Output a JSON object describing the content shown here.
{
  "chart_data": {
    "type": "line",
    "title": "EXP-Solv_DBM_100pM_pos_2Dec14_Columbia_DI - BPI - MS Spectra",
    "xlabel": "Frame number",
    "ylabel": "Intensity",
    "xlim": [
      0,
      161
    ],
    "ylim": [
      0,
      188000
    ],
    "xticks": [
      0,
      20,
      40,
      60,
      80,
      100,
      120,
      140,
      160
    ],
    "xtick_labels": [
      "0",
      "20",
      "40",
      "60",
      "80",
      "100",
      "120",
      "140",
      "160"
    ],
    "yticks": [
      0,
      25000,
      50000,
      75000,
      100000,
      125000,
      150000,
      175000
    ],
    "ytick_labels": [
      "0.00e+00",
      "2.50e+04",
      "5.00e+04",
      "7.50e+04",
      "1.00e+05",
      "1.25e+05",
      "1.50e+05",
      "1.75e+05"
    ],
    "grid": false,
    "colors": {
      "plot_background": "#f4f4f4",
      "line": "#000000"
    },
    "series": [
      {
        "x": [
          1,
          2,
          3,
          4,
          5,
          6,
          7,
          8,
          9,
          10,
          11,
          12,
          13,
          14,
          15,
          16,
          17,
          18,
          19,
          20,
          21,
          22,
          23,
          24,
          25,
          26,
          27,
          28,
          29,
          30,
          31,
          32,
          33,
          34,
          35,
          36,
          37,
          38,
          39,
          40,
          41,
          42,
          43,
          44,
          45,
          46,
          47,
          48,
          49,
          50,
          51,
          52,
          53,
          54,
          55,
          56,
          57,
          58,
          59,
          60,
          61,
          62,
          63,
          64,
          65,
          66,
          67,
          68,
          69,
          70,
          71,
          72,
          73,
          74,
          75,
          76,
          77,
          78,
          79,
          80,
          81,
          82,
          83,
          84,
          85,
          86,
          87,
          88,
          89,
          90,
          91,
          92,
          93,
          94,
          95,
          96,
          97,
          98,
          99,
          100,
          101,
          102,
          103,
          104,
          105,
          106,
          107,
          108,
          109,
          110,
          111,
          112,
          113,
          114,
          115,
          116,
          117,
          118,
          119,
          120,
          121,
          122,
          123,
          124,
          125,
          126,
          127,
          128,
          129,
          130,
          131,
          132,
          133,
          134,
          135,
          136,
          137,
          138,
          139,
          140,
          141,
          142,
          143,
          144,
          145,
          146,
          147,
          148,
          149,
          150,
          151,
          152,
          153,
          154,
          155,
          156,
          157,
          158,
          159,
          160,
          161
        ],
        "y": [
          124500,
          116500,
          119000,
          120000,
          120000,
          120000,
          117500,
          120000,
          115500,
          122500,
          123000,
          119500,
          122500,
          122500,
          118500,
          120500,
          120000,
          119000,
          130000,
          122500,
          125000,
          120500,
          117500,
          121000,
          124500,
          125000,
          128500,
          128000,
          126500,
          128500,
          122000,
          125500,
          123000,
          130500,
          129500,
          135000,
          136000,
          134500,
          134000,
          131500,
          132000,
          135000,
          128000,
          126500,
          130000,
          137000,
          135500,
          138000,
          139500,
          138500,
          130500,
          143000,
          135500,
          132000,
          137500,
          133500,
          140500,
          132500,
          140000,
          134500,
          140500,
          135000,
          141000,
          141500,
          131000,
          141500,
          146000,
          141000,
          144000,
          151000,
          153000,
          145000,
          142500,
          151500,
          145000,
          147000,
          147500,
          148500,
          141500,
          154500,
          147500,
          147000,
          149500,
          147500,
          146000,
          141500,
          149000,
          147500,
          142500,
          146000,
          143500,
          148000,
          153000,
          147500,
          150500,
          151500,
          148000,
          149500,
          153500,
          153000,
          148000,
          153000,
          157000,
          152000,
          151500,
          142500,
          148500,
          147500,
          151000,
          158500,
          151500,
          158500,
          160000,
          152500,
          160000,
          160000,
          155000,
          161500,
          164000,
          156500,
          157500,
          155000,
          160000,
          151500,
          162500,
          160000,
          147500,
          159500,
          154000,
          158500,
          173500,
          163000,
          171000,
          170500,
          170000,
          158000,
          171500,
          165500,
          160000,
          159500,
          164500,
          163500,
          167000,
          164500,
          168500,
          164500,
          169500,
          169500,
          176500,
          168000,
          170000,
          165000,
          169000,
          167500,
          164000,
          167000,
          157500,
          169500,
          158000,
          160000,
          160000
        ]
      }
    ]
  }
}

****************

* **Requirement**: Above are some records; extract every one of them exactly.

* **Full output**:
Output a JSON object describing the content shown here.
{
  "chart_data": {
    "type": "line",
    "title": "EXP-Solv_DBM_100pM_pos_2Dec14_Columbia_DI - BPI - MS Spectra",
    "xlabel": "Frame number",
    "ylabel": "Intensity",
    "xlim": [
      0,
      161
    ],
    "ylim": [
      0,
      188000
    ],
    "xticks": [
      0,
      20,
      40,
      60,
      80,
      100,
      120,
      140,
      160
    ],
    "xtick_labels": [
      "0",
      "20",
      "40",
      "60",
      "80",
      "100",
      "120",
      "140",
      "160"
    ],
    "yticks": [
      0,
      25000,
      50000,
      75000,
      100000,
      125000,
      150000,
      175000
    ],
    "ytick_labels": [
      "0.00e+00",
      "2.50e+04",
      "5.00e+04",
      "7.50e+04",
      "1.00e+05",
      "1.25e+05",
      "1.50e+05",
      "1.75e+05"
    ],
    "grid": false,
    "colors": {
      "plot_background": "#f4f4f4",
      "line": "#000000"
    },
    "series": [
      {
        "x": [
          1,
          2,
          3,
          4,
          5,
          6,
          7,
          8,
          9,
          10,
          11,
          12,
          13,
          14,
          15,
          16,
          17,
          18,
          19,
          20,
          21,
          22,
          23,
          24,
          25,
          26,
          27,
          28,
          29,
          30,
          31,
          32,
          33,
          34,
          35,
          36,
          37,
          38,
          39,
          40,
          41,
          42,
          43,
          44,
          45,
          46,
          47,
          48,
          49,
          50,
          51,
          52,
          53,
          54,
          55,
          56,
          57,
          58,
          59,
          60,
          61,
          62,
          63,
          64,
          65,
          66,
          67,
          68,
          69,
          70,
          71,
          72,
          73,
          74,
          75,
          76,
          77,
          78,
          79,
          80,
          81,
          82,
          83,
          84,
          85,
          86,
          87,
          88,
          89,
          90,
          91,
          92,
          93,
          94,
          95,
          96,
          97,
          98,
          99,
          100,
          101,
          102,
          103,
          104,
          105,
          106,
          107,
          108,
          109,
          110,
          111,
          112,
          113,
          114,
          115,
          116,
          117,
          118,
          119,
          120,
          121,
          122,
          123,
          124,
          125,
          126,
          127,
          128,
          129,
          130,
          131,
          132,
          133,
          134,
          135,
          136,
          137,
          138,
          139,
          140,
          141,
          142,
          143,
          144,
          145,
          146,
          147,
          148,
          149,
          150,
          151,
          152,
          153,
          154,
          155,
          156,
          157,
          158,
          159,
          160,
          161
        ],
        "y": [
          124500,
          116500,
          119000,
          120000,
          120000,
          120000,
          117500,
          120000,
          115500,
          122500,
          123000,
          119500,
          122500,
          122500,
          118500,
          120500,
          120000,
          119000,
          130000,
          122500,
          125000,
          120500,
          117500,
          121000,
          124500,
          125000,
          128500,
          128000,
          126500,
          128500,
          122000,
          125500,
          123000,
          130500,
          129500,
          135000,
          136000,
          134500,
          134000,
          131500,
          132000,
          135000,
          128000,
          126500,
          130000,
          137000,
          135500,
          138000,
          139500,
          138500,
          130500,
          143000,
          135500,
          132000,
          137500,
          133500,
          140500,
          132500,
          140000,
          134500,
          140500,
          135000,
          141000,
          141500,
          131000,
          141500,
          146000,
          141000,
          144000,
          151000,
          153000,
          145000,
          142500,
          151500,
          145000,
          147000,
          147500,
          148500,
          141500,
          154500,
          147500,
          147000,
          149500,
          147500,
          146000,
          141500,
          149000,
          147500,
          142500,
          146000,
          143500,
          148000,
          153000,
          147500,
          150500,
          151500,
          148000,
          149500,
          153500,
          153000,
          148000,
          153000,
          157000,
          152000,
          151500,
          142500,
          148500,
          147500,
          151000,
          158500,
          151500,
          158500,
          160000,
          152500,
          160000,
          160000,
          155000,
          161500,
          164000,
          156500,
          157500,
          155000,
          160000,
          151500,
          162500,
          160000,
          147500,
          159500,
          154000,
          158500,
          173500,
          163000,
          171000,
          170500,
          170000,
          158000,
          171500,
          165500,
          160000,
          159500,
          164500,
          163500,
          167000,
          164500,
          168500,
          164500,
          169500,
          169500,
          176500,
          168000,
          170000,
          165000,
          169000,
          167500,
          164000,
          167000,
          157500,
          169500,
          158000,
          160000,
          160000
        ]
      }
    ]
  }
}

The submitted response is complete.